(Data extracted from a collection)
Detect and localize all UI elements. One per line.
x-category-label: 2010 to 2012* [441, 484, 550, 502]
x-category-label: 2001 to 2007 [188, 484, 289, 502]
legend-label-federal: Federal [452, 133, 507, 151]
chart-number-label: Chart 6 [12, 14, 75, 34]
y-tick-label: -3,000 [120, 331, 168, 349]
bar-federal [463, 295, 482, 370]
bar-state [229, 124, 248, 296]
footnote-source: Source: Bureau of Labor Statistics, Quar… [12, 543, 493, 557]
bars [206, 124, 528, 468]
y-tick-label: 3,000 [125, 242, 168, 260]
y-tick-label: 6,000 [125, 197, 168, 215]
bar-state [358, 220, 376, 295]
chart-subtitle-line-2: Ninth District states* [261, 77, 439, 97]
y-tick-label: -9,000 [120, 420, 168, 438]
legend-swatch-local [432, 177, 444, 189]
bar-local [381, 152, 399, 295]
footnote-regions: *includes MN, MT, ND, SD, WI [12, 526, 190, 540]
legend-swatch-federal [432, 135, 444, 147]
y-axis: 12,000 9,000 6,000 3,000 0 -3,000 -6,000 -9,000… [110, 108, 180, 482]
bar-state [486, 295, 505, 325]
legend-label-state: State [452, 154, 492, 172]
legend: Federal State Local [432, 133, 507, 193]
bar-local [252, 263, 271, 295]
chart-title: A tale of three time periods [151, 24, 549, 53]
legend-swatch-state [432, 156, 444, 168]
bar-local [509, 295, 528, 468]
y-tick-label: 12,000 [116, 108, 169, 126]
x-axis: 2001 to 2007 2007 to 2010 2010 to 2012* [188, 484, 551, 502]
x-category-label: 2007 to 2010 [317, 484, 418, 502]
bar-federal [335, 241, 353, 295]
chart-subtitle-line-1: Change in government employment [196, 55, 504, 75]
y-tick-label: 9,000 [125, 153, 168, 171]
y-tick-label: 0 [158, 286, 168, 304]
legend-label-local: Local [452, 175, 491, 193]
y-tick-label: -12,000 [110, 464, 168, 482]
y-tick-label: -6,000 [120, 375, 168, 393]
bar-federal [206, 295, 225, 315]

▸ TASK DETAILS:
Print every line of the data above again, character for character and in the same order.

▸ ANSWER FOR THIS EXERCISE:
Detect and localize all UI elements. One per line.
x-category-label: 2010 to 2012* [441, 484, 550, 502]
x-category-label: 2001 to 2007 [188, 484, 289, 502]
legend-label-federal: Federal [452, 133, 507, 151]
chart-number-label: Chart 6 [12, 14, 75, 34]
y-tick-label: -3,000 [120, 331, 168, 349]
bar-federal [463, 295, 482, 370]
bar-state [229, 124, 248, 296]
footnote-source: Source: Bureau of Labor Statistics, Quar… [12, 543, 493, 557]
bars [206, 124, 528, 468]
y-tick-label: 3,000 [125, 242, 168, 260]
y-tick-label: 6,000 [125, 197, 168, 215]
bar-state [358, 220, 376, 295]
chart-subtitle-line-2: Ninth District states* [261, 77, 439, 97]
y-tick-label: -9,000 [120, 420, 168, 438]
legend-swatch-local [432, 177, 444, 189]
bar-local [381, 152, 399, 295]
footnote-regions: *includes MN, MT, ND, SD, WI [12, 526, 190, 540]
legend-swatch-federal [432, 135, 444, 147]
y-axis: 12,000 9,000 6,000 3,000 0 -3,000 -6,000 -9,000… [110, 108, 180, 482]
bar-state [486, 295, 505, 325]
legend-label-state: State [452, 154, 492, 172]
legend: Federal State Local [432, 133, 507, 193]
bar-local [252, 263, 271, 295]
chart-title: A tale of three time periods [151, 24, 549, 53]
legend-swatch-state [432, 156, 444, 168]
bar-local [509, 295, 528, 468]
y-tick-label: 12,000 [116, 108, 169, 126]
x-axis: 2001 to 2007 2007 to 2010 2010 to 2012* [188, 484, 551, 502]
x-category-label: 2007 to 2010 [317, 484, 418, 502]
bar-federal [335, 241, 353, 295]
chart-subtitle-line-1: Change in government employment [196, 55, 504, 75]
y-tick-label: 9,000 [125, 153, 168, 171]
y-tick-label: 0 [158, 286, 168, 304]
legend-label-local: Local [452, 175, 491, 193]
y-tick-label: -12,000 [110, 464, 168, 482]
y-tick-label: -6,000 [120, 375, 168, 393]
bar-federal [206, 295, 225, 315]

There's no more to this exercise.